Entries from a dataset:

>> begin

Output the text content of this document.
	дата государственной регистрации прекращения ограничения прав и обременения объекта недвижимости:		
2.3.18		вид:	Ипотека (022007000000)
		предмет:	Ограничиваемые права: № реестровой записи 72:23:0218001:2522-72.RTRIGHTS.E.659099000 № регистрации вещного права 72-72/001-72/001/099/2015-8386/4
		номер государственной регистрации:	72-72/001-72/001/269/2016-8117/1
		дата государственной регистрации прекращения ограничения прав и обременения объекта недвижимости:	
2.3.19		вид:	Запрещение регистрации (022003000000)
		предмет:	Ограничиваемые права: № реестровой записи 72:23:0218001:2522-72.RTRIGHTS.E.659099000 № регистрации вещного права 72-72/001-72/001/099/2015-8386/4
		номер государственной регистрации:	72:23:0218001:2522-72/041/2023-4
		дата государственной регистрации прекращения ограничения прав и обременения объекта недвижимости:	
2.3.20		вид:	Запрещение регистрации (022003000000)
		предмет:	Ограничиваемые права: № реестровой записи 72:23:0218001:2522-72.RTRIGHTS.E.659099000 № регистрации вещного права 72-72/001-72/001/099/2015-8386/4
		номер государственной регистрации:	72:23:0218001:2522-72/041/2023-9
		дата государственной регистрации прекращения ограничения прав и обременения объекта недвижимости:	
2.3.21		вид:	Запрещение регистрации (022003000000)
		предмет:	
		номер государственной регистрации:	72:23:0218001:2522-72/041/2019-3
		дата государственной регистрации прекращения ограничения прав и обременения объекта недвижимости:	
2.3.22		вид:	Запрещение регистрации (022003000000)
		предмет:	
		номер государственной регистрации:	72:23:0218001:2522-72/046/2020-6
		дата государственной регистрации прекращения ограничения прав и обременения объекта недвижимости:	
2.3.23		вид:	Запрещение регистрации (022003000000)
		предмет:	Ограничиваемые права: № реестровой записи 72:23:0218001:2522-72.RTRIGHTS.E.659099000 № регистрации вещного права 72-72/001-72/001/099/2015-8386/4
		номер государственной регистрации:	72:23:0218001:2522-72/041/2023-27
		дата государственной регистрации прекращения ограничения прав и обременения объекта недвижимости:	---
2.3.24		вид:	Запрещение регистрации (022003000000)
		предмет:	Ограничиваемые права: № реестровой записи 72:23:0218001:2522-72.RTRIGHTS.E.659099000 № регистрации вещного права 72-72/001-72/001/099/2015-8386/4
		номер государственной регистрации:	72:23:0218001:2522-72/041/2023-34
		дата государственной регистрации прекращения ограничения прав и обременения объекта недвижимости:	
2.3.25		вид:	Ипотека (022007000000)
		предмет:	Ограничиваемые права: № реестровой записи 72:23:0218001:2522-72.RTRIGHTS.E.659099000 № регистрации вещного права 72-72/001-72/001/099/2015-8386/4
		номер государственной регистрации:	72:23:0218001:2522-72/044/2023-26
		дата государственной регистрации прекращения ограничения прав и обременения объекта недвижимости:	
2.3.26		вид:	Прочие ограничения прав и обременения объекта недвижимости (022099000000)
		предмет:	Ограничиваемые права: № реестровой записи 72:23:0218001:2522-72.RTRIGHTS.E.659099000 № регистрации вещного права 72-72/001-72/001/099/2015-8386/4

>> end

**TO BE DONE:** Copy out each line exactly.

**THE REPLY:**
Output the text content of this document.
	дата государственной регистрации прекращения ограничения прав и обременения объекта недвижимости:		
2.3.18		вид:	Ипотека (022007000000)
		предмет:	Ограничиваемые права: № реестровой записи 72:23:0218001:2522-72.RTRIGHTS.E.659099000 № регистрации вещного права 72-72/001-72/001/099/2015-8386/4
		номер государственной регистрации:	72-72/001-72/001/269/2016-8117/1
		дата государственной регистрации прекращения ограничения прав и обременения объекта недвижимости:	
2.3.19		вид:	Запрещение регистрации (022003000000)
		предмет:	Ограничиваемые права: № реестровой записи 72:23:0218001:2522-72.RTRIGHTS.E.659099000 № регистрации вещного права 72-72/001-72/001/099/2015-8386/4
		номер государственной регистрации:	72:23:0218001:2522-72/041/2023-4
		дата государственной регистрации прекращения ограничения прав и обременения объекта недвижимости:	
2.3.20		вид:	Запрещение регистрации (022003000000)
		предмет:	Ограничиваемые права: № реестровой записи 72:23:0218001:2522-72.RTRIGHTS.E.659099000 № регистрации вещного права 72-72/001-72/001/099/2015-8386/4
		номер государственной регистрации:	72:23:0218001:2522-72/041/2023-9
		дата государственной регистрации прекращения ограничения прав и обременения объекта недвижимости:	
2.3.21		вид:	Запрещение регистрации (022003000000)
		предмет:	
		номер государственной регистрации:	72:23:0218001:2522-72/041/2019-3
		дата государственной регистрации прекращения ограничения прав и обременения объекта недвижимости:	
2.3.22		вид:	Запрещение регистрации (022003000000)
		предмет:	
		номер государственной регистрации:	72:23:0218001:2522-72/046/2020-6
		дата государственной регистрации прекращения ограничения прав и обременения объекта недвижимости:	
2.3.23		вид:	Запрещение регистрации (022003000000)
		предмет:	Ограничиваемые права: № реестровой записи 72:23:0218001:2522-72.RTRIGHTS.E.659099000 № регистрации вещного права 72-72/001-72/001/099/2015-8386/4
		номер государственной регистрации:	72:23:0218001:2522-72/041/2023-27
		дата государственной регистрации прекращения ограничения прав и обременения объекта недвижимости:	---
2.3.24		вид:	Запрещение регистрации (022003000000)
		предмет:	Ограничиваемые права: № реестровой записи 72:23:0218001:2522-72.RTRIGHTS.E.659099000 № регистрации вещного права 72-72/001-72/001/099/2015-8386/4
		номер государственной регистрации:	72:23:0218001:2522-72/041/2023-34
		дата государственной регистрации прекращения ограничения прав и обременения объекта недвижимости:	
2.3.25		вид:	Ипотека (022007000000)
		предмет:	Ограничиваемые права: № реестровой записи 72:23:0218001:2522-72.RTRIGHTS.E.659099000 № регистрации вещного права 72-72/001-72/001/099/2015-8386/4
		номер государственной регистрации:	72:23:0218001:2522-72/044/2023-26
		дата государственной регистрации прекращения ограничения прав и обременения объекта недвижимости:	
2.3.26		вид:	Прочие ограничения прав и обременения объекта недвижимости (022099000000)
		предмет:	Ограничиваемые права: № реестровой записи 72:23:0218001:2522-72.RTRIGHTS.E.659099000 № регистрации вещного права 72-72/001-72/001/099/2015-8386/4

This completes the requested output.